Exercise task: Your task is to repeat the listing exactly.

Source data:
>> BEGIN

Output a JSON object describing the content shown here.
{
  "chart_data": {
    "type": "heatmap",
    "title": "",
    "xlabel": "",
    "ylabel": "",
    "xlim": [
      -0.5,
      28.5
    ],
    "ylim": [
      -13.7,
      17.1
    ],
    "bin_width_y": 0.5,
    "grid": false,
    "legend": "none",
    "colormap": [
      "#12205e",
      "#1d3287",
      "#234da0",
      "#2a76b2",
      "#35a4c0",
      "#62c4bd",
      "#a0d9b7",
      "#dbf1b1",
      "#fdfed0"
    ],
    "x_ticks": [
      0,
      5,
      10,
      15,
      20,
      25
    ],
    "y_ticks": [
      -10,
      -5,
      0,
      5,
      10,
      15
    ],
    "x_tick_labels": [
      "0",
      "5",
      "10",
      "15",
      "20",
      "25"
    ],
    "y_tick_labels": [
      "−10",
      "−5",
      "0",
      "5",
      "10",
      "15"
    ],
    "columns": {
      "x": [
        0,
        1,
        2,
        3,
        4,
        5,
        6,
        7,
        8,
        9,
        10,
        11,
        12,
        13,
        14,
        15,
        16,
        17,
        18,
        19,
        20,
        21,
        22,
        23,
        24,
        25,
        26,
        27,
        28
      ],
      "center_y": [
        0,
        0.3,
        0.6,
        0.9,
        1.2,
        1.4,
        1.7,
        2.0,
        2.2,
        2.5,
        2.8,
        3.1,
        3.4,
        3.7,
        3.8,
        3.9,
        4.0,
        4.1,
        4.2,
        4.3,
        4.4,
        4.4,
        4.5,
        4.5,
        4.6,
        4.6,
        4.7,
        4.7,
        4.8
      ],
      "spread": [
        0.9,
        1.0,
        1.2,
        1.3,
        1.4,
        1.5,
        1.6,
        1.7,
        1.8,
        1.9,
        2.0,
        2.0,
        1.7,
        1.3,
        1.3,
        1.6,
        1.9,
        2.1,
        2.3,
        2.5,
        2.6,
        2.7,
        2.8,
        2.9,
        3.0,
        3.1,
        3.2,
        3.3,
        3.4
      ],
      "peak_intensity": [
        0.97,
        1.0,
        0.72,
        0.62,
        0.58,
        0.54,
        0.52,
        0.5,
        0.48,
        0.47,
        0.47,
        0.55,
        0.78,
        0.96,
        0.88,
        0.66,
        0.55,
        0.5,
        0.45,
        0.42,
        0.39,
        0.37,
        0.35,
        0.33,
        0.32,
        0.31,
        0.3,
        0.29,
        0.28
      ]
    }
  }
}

>> END

Output of the task:
Output a JSON object describing the content shown here.
{
  "chart_data": {
    "type": "heatmap",
    "title": "",
    "xlabel": "",
    "ylabel": "",
    "xlim": [
      -0.5,
      28.5
    ],
    "ylim": [
      -13.7,
      17.1
    ],
    "bin_width_y": 0.5,
    "grid": false,
    "legend": "none",
    "colormap": [
      "#12205e",
      "#1d3287",
      "#234da0",
      "#2a76b2",
      "#35a4c0",
      "#62c4bd",
      "#a0d9b7",
      "#dbf1b1",
      "#fdfed0"
    ],
    "x_ticks": [
      0,
      5,
      10,
      15,
      20,
      25
    ],
    "y_ticks": [
      -10,
      -5,
      0,
      5,
      10,
      15
    ],
    "x_tick_labels": [
      "0",
      "5",
      "10",
      "15",
      "20",
      "25"
    ],
    "y_tick_labels": [
      "−10",
      "−5",
      "0",
      "5",
      "10",
      "15"
    ],
    "columns": {
      "x": [
        0,
        1,
        2,
        3,
        4,
        5,
        6,
        7,
        8,
        9,
        10,
        11,
        12,
        13,
        14,
        15,
        16,
        17,
        18,
        19,
        20,
        21,
        22,
        23,
        24,
        25,
        26,
        27,
        28
      ],
      "center_y": [
        0,
        0.3,
        0.6,
        0.9,
        1.2,
        1.4,
        1.7,
        2.0,
        2.2,
        2.5,
        2.8,
        3.1,
        3.4,
        3.7,
        3.8,
        3.9,
        4.0,
        4.1,
        4.2,
        4.3,
        4.4,
        4.4,
        4.5,
        4.5,
        4.6,
        4.6,
        4.7,
        4.7,
        4.8
      ],
      "spread": [
        0.9,
        1.0,
        1.2,
        1.3,
        1.4,
        1.5,
        1.6,
        1.7,
        1.8,
        1.9,
        2.0,
        2.0,
        1.7,
        1.3,
        1.3,
        1.6,
        1.9,
        2.1,
        2.3,
        2.5,
        2.6,
        2.7,
        2.8,
        2.9,
        3.0,
        3.1,
        3.2,
        3.3,
        3.4
      ],
      "peak_intensity": [
        0.97,
        1.0,
        0.72,
        0.62,
        0.58,
        0.54,
        0.52,
        0.5,
        0.48,
        0.47,
        0.47,
        0.55,
        0.78,
        0.96,
        0.88,
        0.66,
        0.55,
        0.5,
        0.45,
        0.42,
        0.39,
        0.37,
        0.35,
        0.33,
        0.32,
        0.31,
        0.3,
        0.29,
        0.28
      ]
    }
  }
}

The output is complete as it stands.